▶ [Your goal]
Copy out every line containing the word "JSON".

▶ [Exercise data]
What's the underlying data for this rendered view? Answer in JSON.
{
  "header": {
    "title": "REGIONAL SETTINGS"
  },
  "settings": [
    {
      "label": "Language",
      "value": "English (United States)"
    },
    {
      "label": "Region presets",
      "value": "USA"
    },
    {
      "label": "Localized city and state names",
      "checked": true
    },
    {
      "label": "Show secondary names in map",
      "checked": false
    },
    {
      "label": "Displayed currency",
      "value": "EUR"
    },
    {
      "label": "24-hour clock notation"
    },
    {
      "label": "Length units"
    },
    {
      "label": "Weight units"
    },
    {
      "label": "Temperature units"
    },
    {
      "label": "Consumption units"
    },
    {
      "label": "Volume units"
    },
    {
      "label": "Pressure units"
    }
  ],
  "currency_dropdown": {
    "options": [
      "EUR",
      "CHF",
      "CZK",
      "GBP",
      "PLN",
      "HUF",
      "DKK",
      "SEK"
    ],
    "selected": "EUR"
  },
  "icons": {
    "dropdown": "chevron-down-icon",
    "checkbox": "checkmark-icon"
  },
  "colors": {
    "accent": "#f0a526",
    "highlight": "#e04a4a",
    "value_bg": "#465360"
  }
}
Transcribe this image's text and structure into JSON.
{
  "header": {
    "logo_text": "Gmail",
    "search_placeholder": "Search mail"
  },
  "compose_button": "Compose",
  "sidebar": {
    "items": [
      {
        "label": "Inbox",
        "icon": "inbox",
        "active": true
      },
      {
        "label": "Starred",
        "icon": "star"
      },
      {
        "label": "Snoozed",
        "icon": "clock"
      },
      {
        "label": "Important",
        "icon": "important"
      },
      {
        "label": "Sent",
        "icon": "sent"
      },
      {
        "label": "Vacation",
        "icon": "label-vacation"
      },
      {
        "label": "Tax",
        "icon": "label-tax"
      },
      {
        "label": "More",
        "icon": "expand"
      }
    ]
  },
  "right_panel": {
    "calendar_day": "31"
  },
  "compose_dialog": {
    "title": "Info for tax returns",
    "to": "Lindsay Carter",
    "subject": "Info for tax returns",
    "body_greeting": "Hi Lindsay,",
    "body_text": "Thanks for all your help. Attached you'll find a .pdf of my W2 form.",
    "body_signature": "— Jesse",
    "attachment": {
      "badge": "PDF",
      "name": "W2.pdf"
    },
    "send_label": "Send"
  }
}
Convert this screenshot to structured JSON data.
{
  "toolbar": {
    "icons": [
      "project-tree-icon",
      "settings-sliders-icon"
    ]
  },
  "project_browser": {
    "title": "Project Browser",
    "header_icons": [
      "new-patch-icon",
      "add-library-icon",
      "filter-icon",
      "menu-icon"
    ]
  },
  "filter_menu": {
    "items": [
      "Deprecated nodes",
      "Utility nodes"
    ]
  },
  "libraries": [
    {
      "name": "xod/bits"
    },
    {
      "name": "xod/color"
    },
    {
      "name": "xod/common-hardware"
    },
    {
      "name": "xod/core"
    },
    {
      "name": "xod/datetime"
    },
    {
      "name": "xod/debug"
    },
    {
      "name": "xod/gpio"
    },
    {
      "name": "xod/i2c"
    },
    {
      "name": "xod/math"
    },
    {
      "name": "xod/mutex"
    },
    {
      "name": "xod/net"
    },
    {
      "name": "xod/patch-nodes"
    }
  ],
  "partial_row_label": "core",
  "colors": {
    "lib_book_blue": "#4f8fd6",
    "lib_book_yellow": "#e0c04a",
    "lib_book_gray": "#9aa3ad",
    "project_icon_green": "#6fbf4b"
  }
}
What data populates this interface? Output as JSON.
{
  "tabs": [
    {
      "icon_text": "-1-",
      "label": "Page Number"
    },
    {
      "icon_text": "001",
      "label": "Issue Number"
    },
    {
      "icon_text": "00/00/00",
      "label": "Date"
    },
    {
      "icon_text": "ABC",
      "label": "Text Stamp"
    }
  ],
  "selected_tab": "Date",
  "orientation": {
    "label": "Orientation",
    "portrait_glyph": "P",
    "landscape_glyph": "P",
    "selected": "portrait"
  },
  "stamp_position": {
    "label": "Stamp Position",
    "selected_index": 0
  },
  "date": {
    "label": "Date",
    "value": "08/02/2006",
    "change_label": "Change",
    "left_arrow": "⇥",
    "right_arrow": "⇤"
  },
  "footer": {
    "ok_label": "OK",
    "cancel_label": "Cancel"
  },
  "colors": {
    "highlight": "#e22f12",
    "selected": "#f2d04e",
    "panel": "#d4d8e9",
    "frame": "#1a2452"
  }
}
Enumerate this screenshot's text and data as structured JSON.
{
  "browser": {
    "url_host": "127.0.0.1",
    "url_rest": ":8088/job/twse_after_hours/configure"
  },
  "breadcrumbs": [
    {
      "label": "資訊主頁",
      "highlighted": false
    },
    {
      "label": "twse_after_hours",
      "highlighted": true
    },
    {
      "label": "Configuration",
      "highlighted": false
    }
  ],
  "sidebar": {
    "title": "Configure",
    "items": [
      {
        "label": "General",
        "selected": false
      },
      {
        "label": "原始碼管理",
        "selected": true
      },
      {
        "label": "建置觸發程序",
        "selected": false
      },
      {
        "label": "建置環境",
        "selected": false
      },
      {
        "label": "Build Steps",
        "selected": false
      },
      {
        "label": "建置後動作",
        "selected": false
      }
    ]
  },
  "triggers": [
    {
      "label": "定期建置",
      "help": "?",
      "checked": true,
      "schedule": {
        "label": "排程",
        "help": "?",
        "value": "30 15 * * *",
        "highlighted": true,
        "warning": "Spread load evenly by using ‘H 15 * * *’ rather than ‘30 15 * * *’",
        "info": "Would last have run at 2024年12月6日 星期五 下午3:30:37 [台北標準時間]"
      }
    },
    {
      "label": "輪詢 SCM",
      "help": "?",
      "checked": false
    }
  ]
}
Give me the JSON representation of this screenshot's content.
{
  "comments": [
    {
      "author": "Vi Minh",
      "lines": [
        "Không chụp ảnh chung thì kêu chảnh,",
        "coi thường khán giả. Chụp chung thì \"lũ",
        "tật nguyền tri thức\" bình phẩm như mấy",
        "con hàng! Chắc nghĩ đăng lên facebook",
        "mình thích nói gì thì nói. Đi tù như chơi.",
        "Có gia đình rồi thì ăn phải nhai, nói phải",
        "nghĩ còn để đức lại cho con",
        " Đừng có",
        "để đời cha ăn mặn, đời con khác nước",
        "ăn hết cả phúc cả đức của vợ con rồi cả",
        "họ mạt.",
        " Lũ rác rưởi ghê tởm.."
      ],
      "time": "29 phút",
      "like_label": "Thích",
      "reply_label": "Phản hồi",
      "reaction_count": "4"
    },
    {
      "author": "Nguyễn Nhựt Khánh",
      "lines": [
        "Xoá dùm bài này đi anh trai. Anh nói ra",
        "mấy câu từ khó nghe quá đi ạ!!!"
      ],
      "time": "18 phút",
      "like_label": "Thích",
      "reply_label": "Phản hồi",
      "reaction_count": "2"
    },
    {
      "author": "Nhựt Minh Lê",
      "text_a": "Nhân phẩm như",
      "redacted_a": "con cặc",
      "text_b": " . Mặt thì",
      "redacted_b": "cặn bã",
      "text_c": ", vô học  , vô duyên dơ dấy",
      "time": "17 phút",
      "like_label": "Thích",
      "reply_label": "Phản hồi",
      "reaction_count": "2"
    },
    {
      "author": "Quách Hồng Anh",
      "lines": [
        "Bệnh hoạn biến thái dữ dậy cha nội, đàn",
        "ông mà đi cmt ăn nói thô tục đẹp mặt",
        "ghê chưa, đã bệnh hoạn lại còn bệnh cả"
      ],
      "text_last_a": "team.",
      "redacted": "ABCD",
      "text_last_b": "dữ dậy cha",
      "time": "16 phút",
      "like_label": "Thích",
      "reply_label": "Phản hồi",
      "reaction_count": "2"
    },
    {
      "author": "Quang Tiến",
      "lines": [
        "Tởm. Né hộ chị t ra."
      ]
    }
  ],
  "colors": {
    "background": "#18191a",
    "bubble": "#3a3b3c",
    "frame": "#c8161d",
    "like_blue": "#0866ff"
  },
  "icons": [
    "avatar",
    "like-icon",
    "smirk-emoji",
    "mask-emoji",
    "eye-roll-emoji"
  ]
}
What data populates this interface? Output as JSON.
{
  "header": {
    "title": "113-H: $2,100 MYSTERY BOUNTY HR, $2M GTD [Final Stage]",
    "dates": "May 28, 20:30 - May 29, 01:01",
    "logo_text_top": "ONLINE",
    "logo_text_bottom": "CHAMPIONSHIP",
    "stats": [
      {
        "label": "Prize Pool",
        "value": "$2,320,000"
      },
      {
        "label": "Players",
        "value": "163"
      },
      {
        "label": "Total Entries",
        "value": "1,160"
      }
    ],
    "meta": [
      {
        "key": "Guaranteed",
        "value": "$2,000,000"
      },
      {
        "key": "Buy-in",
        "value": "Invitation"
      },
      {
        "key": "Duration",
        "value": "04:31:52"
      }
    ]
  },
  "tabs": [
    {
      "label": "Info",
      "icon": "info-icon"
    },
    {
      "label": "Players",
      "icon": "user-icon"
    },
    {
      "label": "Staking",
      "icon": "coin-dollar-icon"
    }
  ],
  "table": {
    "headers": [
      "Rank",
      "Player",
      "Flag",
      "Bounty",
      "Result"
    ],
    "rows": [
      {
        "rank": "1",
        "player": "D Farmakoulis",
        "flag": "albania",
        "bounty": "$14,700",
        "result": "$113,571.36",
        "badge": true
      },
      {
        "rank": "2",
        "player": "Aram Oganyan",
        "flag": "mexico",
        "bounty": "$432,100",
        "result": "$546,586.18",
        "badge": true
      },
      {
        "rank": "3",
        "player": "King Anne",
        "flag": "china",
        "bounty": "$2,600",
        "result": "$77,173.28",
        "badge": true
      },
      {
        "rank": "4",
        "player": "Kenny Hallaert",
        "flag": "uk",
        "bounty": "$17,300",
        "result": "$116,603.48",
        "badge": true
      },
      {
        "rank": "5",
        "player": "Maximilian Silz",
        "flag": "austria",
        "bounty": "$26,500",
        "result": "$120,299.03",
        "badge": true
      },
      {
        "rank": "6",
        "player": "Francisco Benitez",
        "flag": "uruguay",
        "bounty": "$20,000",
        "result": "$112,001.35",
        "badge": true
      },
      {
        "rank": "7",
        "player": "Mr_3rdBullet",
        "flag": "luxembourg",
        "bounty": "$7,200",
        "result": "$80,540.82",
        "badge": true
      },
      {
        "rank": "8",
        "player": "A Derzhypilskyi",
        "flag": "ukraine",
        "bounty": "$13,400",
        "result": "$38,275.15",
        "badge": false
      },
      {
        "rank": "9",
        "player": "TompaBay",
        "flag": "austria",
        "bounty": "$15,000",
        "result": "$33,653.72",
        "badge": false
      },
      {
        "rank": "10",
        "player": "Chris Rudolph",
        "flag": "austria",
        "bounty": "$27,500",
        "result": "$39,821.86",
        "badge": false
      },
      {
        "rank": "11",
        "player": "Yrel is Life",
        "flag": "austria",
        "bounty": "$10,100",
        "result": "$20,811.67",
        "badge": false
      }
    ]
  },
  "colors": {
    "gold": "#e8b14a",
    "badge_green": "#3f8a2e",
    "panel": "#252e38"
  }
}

▶ [The output]
What's the underlying data for this rendered view? Answer in JSON.
Transcribe this image's text and structure into JSON.
Convert this screenshot to structured JSON data.
What data populates this interface? Output as JSON.
Enumerate this screenshot's text and data as structured JSON.
Give me the JSON representation of this screenshot's content.
What data populates this interface? Output as JSON.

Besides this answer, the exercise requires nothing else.